* PROBLEM REQUIREMENTS *
Output only the count of lines that contain "Users".

* INFORMATION GIVEN *
* Start *

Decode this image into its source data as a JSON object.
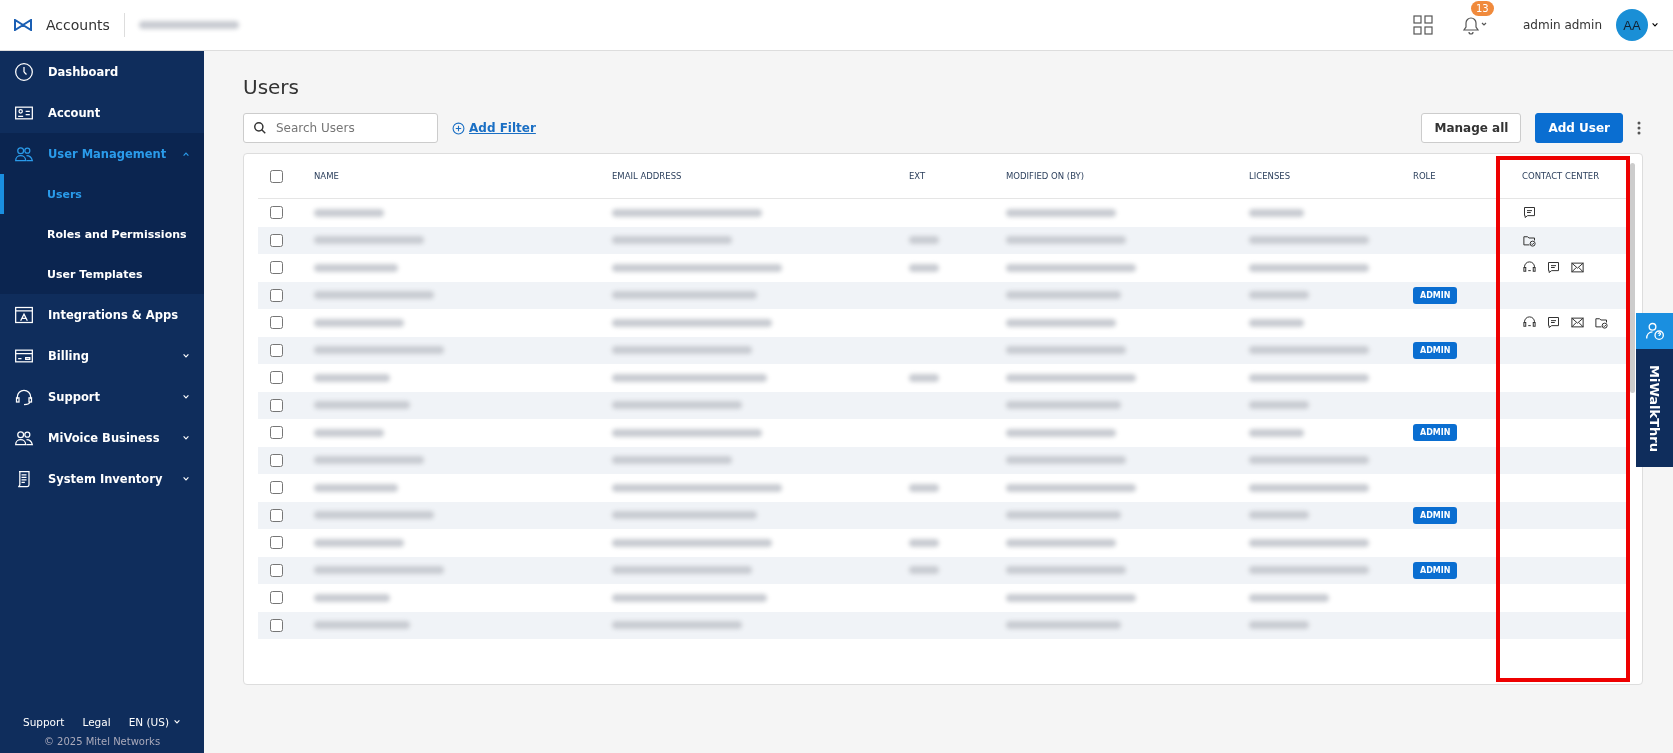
{
  "header": {
    "app_name": "Accounts",
    "user_name": "admin admin",
    "avatar_initials": "AA",
    "notification_count": "13"
  },
  "sidebar": {
    "items": [
      {
        "label": "Dashboard",
        "expandable": false,
        "expanded": false,
        "selected": false
      },
      {
        "label": "Account",
        "expandable": false,
        "expanded": false,
        "selected": false
      },
      {
        "label": "User Management",
        "expandable": true,
        "expanded": true,
        "selected": true,
        "children": [
          {
            "label": "Users",
            "selected": true
          },
          {
            "label": "Roles and Permissions",
            "selected": false
          },
          {
            "label": "User Templates",
            "selected": false
          }
        ]
      },
      {
        "label": "Integrations & Apps",
        "expandable": false,
        "expanded": false,
        "selected": false
      },
      {
        "label": "Billing",
        "expandable": true,
        "expanded": false,
        "selected": false
      },
      {
        "label": "Support",
        "expandable": true,
        "expanded": false,
        "selected": false
      },
      {
        "label": "MiVoice Business",
        "expandable": true,
        "expanded": false,
        "selected": false
      },
      {
        "label": "System Inventory",
        "expandable": true,
        "expanded": false,
        "selected": false
      }
    ],
    "footer_links": [
      "Support",
      "Legal",
      "EN (US)"
    ],
    "copyright": "© 2025 Mitel Networks"
  },
  "page": {
    "title": "Users",
    "search": {
      "placeholder": "Search Users"
    },
    "add_filter": "Add Filter",
    "buttons": [
      {
        "label": "Manage all",
        "kind": "secondary"
      },
      {
        "label": "Add User",
        "kind": "primary"
      }
    ]
  },
  "table": {
    "select_all_checked": false,
    "columns": [
      {
        "label": "NAME",
        "highlighted": false
      },
      {
        "label": "EMAIL ADDRESS",
        "highlighted": false
      },
      {
        "label": "EXT",
        "highlighted": false
      },
      {
        "label": "MODIFIED ON (BY)",
        "highlighted": false
      },
      {
        "label": "LICENSES",
        "highlighted": false
      },
      {
        "label": "ROLE",
        "highlighted": false
      },
      {
        "label": "CONTACT CENTER",
        "highlighted": true
      }
    ],
    "rows": [
      {
        "checked": false,
        "has_ext": false,
        "role": null,
        "voice": false,
        "chat": true,
        "email": false,
        "workflow": false
      },
      {
        "checked": false,
        "has_ext": true,
        "role": null,
        "voice": false,
        "chat": false,
        "email": false,
        "workflow": true
      },
      {
        "checked": false,
        "has_ext": true,
        "role": null,
        "voice": true,
        "chat": true,
        "email": true,
        "workflow": false
      },
      {
        "checked": false,
        "has_ext": false,
        "role": "ADMIN",
        "voice": false,
        "chat": false,
        "email": false,
        "workflow": false
      },
      {
        "checked": false,
        "has_ext": false,
        "role": null,
        "voice": true,
        "chat": true,
        "email": true,
        "workflow": true
      },
      {
        "checked": false,
        "has_ext": false,
        "role": "ADMIN",
        "voice": false,
        "chat": false,
        "email": false,
        "workflow": false
      },
      {
        "checked": false,
        "has_ext": true,
        "role": null,
        "voice": false,
        "chat": false,
        "email": false,
        "workflow": false
      },
      {
        "checked": false,
        "has_ext": false,
        "role": null,
        "voice": false,
        "chat": false,
        "email": false,
        "workflow": false
      },
      {
        "checked": false,
        "has_ext": false,
        "role": "ADMIN",
        "voice": false,
        "chat": false,
        "email": false,
        "workflow": false
      },
      {
        "checked": false,
        "has_ext": false,
        "role": null,
        "voice": false,
        "chat": false,
        "email": false,
        "workflow": false
      },
      {
        "checked": false,
        "has_ext": true,
        "role": null,
        "voice": false,
        "chat": false,
        "email": false,
        "workflow": false
      },
      {
        "checked": false,
        "has_ext": false,
        "role": "ADMIN",
        "voice": false,
        "chat": false,
        "email": false,
        "workflow": false
      },
      {
        "checked": false,
        "has_ext": true,
        "role": null,
        "voice": false,
        "chat": false,
        "email": false,
        "workflow": false
      },
      {
        "checked": false,
        "has_ext": true,
        "role": "ADMIN",
        "voice": false,
        "chat": false,
        "email": false,
        "workflow": false
      },
      {
        "checked": false,
        "has_ext": false,
        "role": null,
        "voice": false,
        "chat": false,
        "email": false,
        "workflow": false
      },
      {
        "checked": false,
        "has_ext": false,
        "role": null,
        "voice": false,
        "chat": false,
        "email": false,
        "workflow": false
      }
    ]
  },
  "help_tab": {
    "label": "MiWalkThru"
  }
}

* End *

* SOLUTION *
3